Entries from a dataset:
§

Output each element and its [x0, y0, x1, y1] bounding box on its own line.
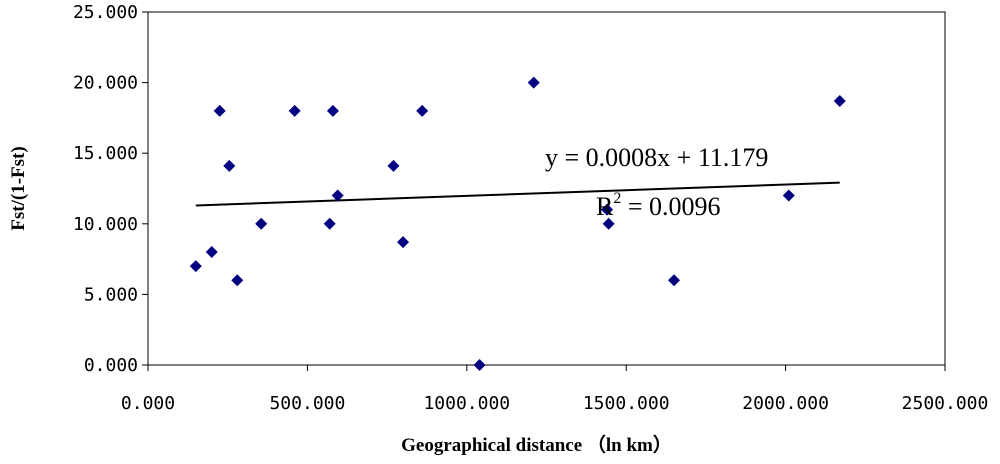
annotations: y = 0.0008x + 11.179 R2 = 0.0096: [545, 143, 768, 221]
x-tick-label: 2500.000: [902, 393, 989, 414]
r-squared-prefix: R: [596, 192, 614, 221]
plot-area-border: [147, 11, 946, 366]
data-point: [601, 203, 614, 216]
x-tick-label: 1000.000: [423, 393, 510, 414]
data-point: [326, 104, 339, 117]
data-point: [602, 217, 615, 230]
data-point: [527, 76, 540, 89]
tick-labels: 0.000 5.000 10.000 15.000 20.000 25.000 0.000 5…: [73, 2, 988, 414]
x-tick-label: 500.000: [269, 393, 345, 414]
y-axis-title: Fst/(1-Fst): [8, 146, 29, 230]
data-points: [189, 76, 846, 371]
data-point: [205, 246, 218, 259]
data-point: [473, 359, 486, 371]
trendline: [195, 181, 840, 207]
data-point: [288, 104, 301, 117]
trendline-equation: y = 0.0008x + 11.179: [545, 143, 768, 172]
data-point: [397, 236, 410, 249]
data-point: [833, 94, 846, 107]
y-tick-label: 10.000: [73, 214, 138, 235]
data-point: [387, 159, 400, 172]
data-point: [213, 104, 226, 117]
data-point: [416, 104, 429, 117]
x-axis-title: Geographical distance （ln km）: [401, 433, 672, 456]
data-point: [255, 217, 268, 230]
r-squared-value: = 0.0096: [621, 192, 720, 221]
y-tick-label: 0.000: [84, 355, 138, 376]
data-point: [223, 159, 236, 172]
x-tick-label: 1500.000: [583, 393, 670, 414]
data-point: [231, 274, 244, 287]
trendline-group: [195, 181, 840, 207]
y-tick-label: 20.000: [73, 73, 138, 94]
axes: [142, 11, 946, 371]
data-point: [668, 274, 681, 287]
data-point: [323, 217, 336, 230]
r-squared-label: R2 = 0.0096: [596, 190, 721, 221]
x-tick-label: 2000.000: [742, 393, 829, 414]
y-tick-label: 25.000: [73, 2, 138, 23]
x-tick-label: 0.000: [121, 393, 175, 414]
data-point: [782, 189, 795, 202]
r-squared-superscript: 2: [613, 190, 621, 207]
y-tick-label: 5.000: [84, 284, 138, 305]
data-point: [331, 189, 344, 202]
data-point: [189, 260, 202, 273]
y-tick-label: 15.000: [73, 143, 138, 164]
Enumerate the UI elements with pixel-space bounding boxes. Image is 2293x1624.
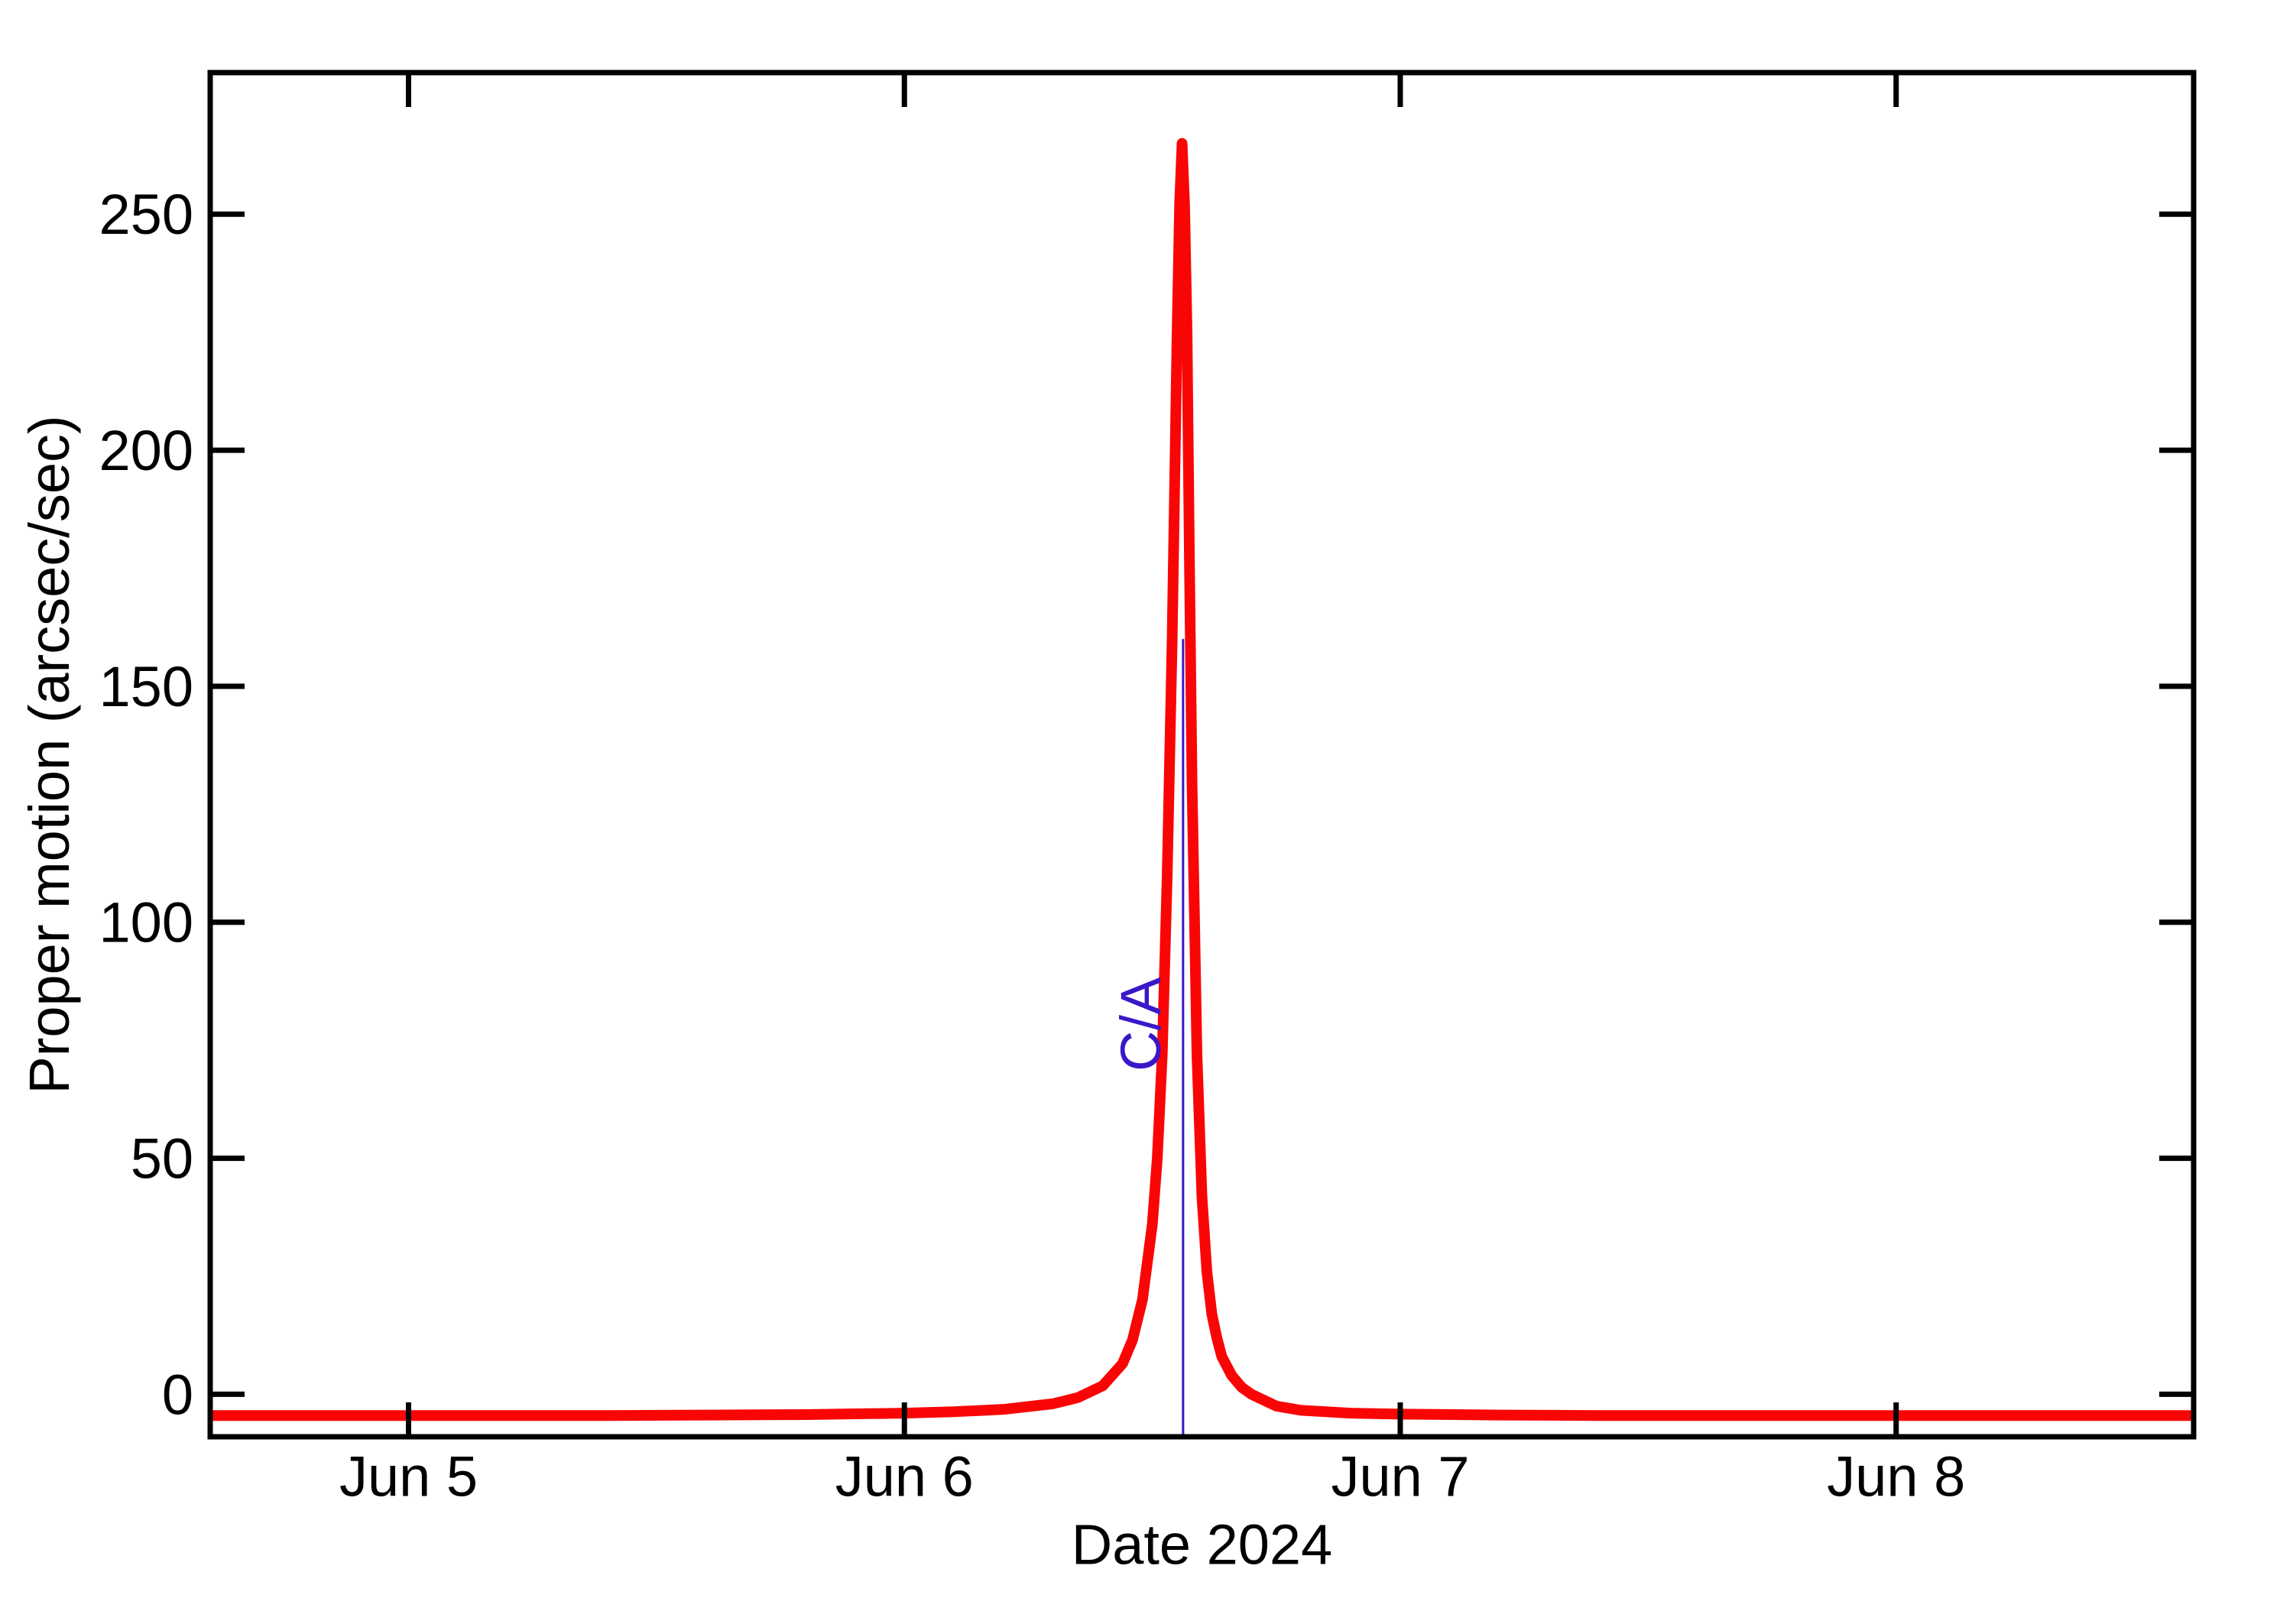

§

- _What to work on_
Copy out every line of the items above word for word, leaving out the pictures.

- _Complete answer_
Output each element and its [x0, y0, x1, y1] bounding box on its own line.
annotations: y = 0.0008x + 11.179 R2 = 0.0096: [545, 143, 768, 221]
x-tick-label: 2500.000: [902, 393, 989, 414]
r-squared-prefix: R: [596, 192, 614, 221]
plot-area-border: [147, 11, 946, 366]
data-point: [601, 203, 614, 216]
x-tick-label: 1000.000: [423, 393, 510, 414]
data-point: [326, 104, 339, 117]
data-point: [602, 217, 615, 230]
data-point: [527, 76, 540, 89]
tick-labels: 0.000 5.000 10.000 15.000 20.000 25.000 0.000 5…: [73, 2, 988, 414]
x-tick-label: 500.000: [269, 393, 345, 414]
y-axis-title: Fst/(1-Fst): [8, 146, 29, 230]
data-points: [189, 76, 846, 371]
data-point: [205, 246, 218, 259]
data-point: [473, 359, 486, 371]
trendline: [195, 181, 840, 207]
data-point: [288, 104, 301, 117]
trendline-equation: y = 0.0008x + 11.179: [545, 143, 768, 172]
data-point: [397, 236, 410, 249]
data-point: [833, 94, 846, 107]
y-tick-label: 10.000: [73, 214, 138, 235]
data-point: [387, 159, 400, 172]
data-point: [213, 104, 226, 117]
data-point: [416, 104, 429, 117]
x-axis-title: Geographical distance （ln km）: [401, 433, 672, 456]
data-point: [255, 217, 268, 230]
r-squared-value: = 0.0096: [621, 192, 720, 221]
y-tick-label: 0.000: [84, 355, 138, 376]
data-point: [223, 159, 236, 172]
x-tick-label: 1500.000: [583, 393, 670, 414]
data-point: [231, 274, 244, 287]
trendline-group: [195, 181, 840, 207]
y-tick-label: 20.000: [73, 73, 138, 94]
axes: [142, 11, 946, 371]
data-point: [668, 274, 681, 287]
data-point: [323, 217, 336, 230]
r-squared-label: R2 = 0.0096: [596, 190, 721, 221]
x-tick-label: 2000.000: [742, 393, 829, 414]
y-tick-label: 25.000: [73, 2, 138, 23]
x-tick-label: 0.000: [121, 393, 175, 414]
data-point: [782, 189, 795, 202]
r-squared-superscript: 2: [613, 190, 621, 207]
y-tick-label: 5.000: [84, 284, 138, 305]
data-point: [331, 189, 344, 202]
data-point: [189, 260, 202, 273]
y-tick-label: 15.000: [73, 143, 138, 164]
Enumerate the UI elements with pixel-space bounding boxes. Image is 2293x1624.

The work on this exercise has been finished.